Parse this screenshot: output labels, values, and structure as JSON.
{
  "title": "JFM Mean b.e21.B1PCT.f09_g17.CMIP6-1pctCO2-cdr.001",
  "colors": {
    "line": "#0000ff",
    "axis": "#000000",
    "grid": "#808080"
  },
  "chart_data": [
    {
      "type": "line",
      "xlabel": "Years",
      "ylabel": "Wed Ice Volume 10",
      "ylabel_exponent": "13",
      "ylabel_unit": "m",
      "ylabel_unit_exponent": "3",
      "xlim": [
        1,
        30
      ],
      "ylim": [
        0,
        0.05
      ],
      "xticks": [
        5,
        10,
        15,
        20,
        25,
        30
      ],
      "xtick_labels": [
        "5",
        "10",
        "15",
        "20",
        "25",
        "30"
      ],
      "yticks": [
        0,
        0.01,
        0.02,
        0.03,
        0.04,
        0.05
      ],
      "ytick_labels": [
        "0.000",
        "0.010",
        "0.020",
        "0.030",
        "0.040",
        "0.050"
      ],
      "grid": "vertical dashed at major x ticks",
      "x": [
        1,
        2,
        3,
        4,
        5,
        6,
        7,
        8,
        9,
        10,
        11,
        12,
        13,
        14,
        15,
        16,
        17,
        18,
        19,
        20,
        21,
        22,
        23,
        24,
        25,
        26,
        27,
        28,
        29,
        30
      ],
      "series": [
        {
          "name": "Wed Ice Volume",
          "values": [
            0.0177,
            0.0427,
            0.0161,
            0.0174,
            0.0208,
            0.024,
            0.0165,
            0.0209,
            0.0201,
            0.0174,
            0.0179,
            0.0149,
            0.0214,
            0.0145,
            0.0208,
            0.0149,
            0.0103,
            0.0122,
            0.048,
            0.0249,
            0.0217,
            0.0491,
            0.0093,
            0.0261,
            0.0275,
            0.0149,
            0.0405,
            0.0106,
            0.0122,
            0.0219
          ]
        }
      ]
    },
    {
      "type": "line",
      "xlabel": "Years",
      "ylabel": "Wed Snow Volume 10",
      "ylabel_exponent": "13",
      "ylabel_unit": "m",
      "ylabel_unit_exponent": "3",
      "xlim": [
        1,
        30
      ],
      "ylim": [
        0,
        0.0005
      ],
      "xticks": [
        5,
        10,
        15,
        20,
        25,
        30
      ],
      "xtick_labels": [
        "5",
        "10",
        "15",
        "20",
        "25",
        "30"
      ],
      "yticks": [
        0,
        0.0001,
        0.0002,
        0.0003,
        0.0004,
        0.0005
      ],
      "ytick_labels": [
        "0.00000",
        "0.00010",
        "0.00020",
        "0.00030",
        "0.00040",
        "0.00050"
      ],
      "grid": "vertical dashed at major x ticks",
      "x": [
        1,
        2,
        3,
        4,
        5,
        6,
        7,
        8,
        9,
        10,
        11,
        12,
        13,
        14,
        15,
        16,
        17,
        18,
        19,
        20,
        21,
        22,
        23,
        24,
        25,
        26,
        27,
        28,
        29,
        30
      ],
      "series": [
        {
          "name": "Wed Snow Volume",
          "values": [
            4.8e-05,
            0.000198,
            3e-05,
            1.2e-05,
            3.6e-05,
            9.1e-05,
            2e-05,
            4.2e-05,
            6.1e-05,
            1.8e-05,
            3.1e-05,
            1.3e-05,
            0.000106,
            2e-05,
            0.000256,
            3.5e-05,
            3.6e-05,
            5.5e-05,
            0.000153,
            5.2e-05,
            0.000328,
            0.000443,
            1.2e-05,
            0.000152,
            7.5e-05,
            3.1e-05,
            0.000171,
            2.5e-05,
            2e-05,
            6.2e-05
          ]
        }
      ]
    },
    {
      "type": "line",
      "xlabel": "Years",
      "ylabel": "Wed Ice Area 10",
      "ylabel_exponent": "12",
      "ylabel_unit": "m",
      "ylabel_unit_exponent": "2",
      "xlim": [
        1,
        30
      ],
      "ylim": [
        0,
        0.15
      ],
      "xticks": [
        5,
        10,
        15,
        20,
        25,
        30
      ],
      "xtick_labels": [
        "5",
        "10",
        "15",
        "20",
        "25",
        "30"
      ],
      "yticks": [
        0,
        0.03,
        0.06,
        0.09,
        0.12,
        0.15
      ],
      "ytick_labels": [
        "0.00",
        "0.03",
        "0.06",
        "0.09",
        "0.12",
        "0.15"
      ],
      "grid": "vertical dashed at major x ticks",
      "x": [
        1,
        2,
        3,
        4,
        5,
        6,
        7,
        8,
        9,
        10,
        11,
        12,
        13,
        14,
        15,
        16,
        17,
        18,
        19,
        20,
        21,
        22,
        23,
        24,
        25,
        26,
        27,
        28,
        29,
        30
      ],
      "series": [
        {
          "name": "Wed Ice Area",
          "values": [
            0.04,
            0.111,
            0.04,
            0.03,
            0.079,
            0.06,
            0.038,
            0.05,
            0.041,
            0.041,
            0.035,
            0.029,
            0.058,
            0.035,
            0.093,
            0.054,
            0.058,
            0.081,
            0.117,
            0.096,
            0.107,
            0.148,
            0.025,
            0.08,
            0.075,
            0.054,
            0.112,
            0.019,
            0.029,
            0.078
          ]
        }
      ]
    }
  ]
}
━━━━━━━━━━━━━━━━━━━━
PROBLEM TO SOLVE: Type the whole listing again, unaltered.

RESPONSE FOR THIS EXERCISE:
Parse this screenshot: output labels, values, and structure as JSON.
{
  "title": "JFM Mean b.e21.B1PCT.f09_g17.CMIP6-1pctCO2-cdr.001",
  "colors": {
    "line": "#0000ff",
    "axis": "#000000",
    "grid": "#808080"
  },
  "chart_data": [
    {
      "type": "line",
      "xlabel": "Years",
      "ylabel": "Wed Ice Volume 10",
      "ylabel_exponent": "13",
      "ylabel_unit": "m",
      "ylabel_unit_exponent": "3",
      "xlim": [
        1,
        30
      ],
      "ylim": [
        0,
        0.05
      ],
      "xticks": [
        5,
        10,
        15,
        20,
        25,
        30
      ],
      "xtick_labels": [
        "5",
        "10",
        "15",
        "20",
        "25",
        "30"
      ],
      "yticks": [
        0,
        0.01,
        0.02,
        0.03,
        0.04,
        0.05
      ],
      "ytick_labels": [
        "0.000",
        "0.010",
        "0.020",
        "0.030",
        "0.040",
        "0.050"
      ],
      "grid": "vertical dashed at major x ticks",
      "x": [
        1,
        2,
        3,
        4,
        5,
        6,
        7,
        8,
        9,
        10,
        11,
        12,
        13,
        14,
        15,
        16,
        17,
        18,
        19,
        20,
        21,
        22,
        23,
        24,
        25,
        26,
        27,
        28,
        29,
        30
      ],
      "series": [
        {
          "name": "Wed Ice Volume",
          "values": [
            0.0177,
            0.0427,
            0.0161,
            0.0174,
            0.0208,
            0.024,
            0.0165,
            0.0209,
            0.0201,
            0.0174,
            0.0179,
            0.0149,
            0.0214,
            0.0145,
            0.0208,
            0.0149,
            0.0103,
            0.0122,
            0.048,
            0.0249,
            0.0217,
            0.0491,
            0.0093,
            0.0261,
            0.0275,
            0.0149,
            0.0405,
            0.0106,
            0.0122,
            0.0219
          ]
        }
      ]
    },
    {
      "type": "line",
      "xlabel": "Years",
      "ylabel": "Wed Snow Volume 10",
      "ylabel_exponent": "13",
      "ylabel_unit": "m",
      "ylabel_unit_exponent": "3",
      "xlim": [
        1,
        30
      ],
      "ylim": [
        0,
        0.0005
      ],
      "xticks": [
        5,
        10,
        15,
        20,
        25,
        30
      ],
      "xtick_labels": [
        "5",
        "10",
        "15",
        "20",
        "25",
        "30"
      ],
      "yticks": [
        0,
        0.0001,
        0.0002,
        0.0003,
        0.0004,
        0.0005
      ],
      "ytick_labels": [
        "0.00000",
        "0.00010",
        "0.00020",
        "0.00030",
        "0.00040",
        "0.00050"
      ],
      "grid": "vertical dashed at major x ticks",
      "x": [
        1,
        2,
        3,
        4,
        5,
        6,
        7,
        8,
        9,
        10,
        11,
        12,
        13,
        14,
        15,
        16,
        17,
        18,
        19,
        20,
        21,
        22,
        23,
        24,
        25,
        26,
        27,
        28,
        29,
        30
      ],
      "series": [
        {
          "name": "Wed Snow Volume",
          "values": [
            4.8e-05,
            0.000198,
            3e-05,
            1.2e-05,
            3.6e-05,
            9.1e-05,
            2e-05,
            4.2e-05,
            6.1e-05,
            1.8e-05,
            3.1e-05,
            1.3e-05,
            0.000106,
            2e-05,
            0.000256,
            3.5e-05,
            3.6e-05,
            5.5e-05,
            0.000153,
            5.2e-05,
            0.000328,
            0.000443,
            1.2e-05,
            0.000152,
            7.5e-05,
            3.1e-05,
            0.000171,
            2.5e-05,
            2e-05,
            6.2e-05
          ]
        }
      ]
    },
    {
      "type": "line",
      "xlabel": "Years",
      "ylabel": "Wed Ice Area 10",
      "ylabel_exponent": "12",
      "ylabel_unit": "m",
      "ylabel_unit_exponent": "2",
      "xlim": [
        1,
        30
      ],
      "ylim": [
        0,
        0.15
      ],
      "xticks": [
        5,
        10,
        15,
        20,
        25,
        30
      ],
      "xtick_labels": [
        "5",
        "10",
        "15",
        "20",
        "25",
        "30"
      ],
      "yticks": [
        0,
        0.03,
        0.06,
        0.09,
        0.12,
        0.15
      ],
      "ytick_labels": [
        "0.00",
        "0.03",
        "0.06",
        "0.09",
        "0.12",
        "0.15"
      ],
      "grid": "vertical dashed at major x ticks",
      "x": [
        1,
        2,
        3,
        4,
        5,
        6,
        7,
        8,
        9,
        10,
        11,
        12,
        13,
        14,
        15,
        16,
        17,
        18,
        19,
        20,
        21,
        22,
        23,
        24,
        25,
        26,
        27,
        28,
        29,
        30
      ],
      "series": [
        {
          "name": "Wed Ice Area",
          "values": [
            0.04,
            0.111,
            0.04,
            0.03,
            0.079,
            0.06,
            0.038,
            0.05,
            0.041,
            0.041,
            0.035,
            0.029,
            0.058,
            0.035,
            0.093,
            0.054,
            0.058,
            0.081,
            0.117,
            0.096,
            0.107,
            0.148,
            0.025,
            0.08,
            0.075,
            0.054,
            0.112,
            0.019,
            0.029,
            0.078
          ]
        }
      ]
    }
  ]
}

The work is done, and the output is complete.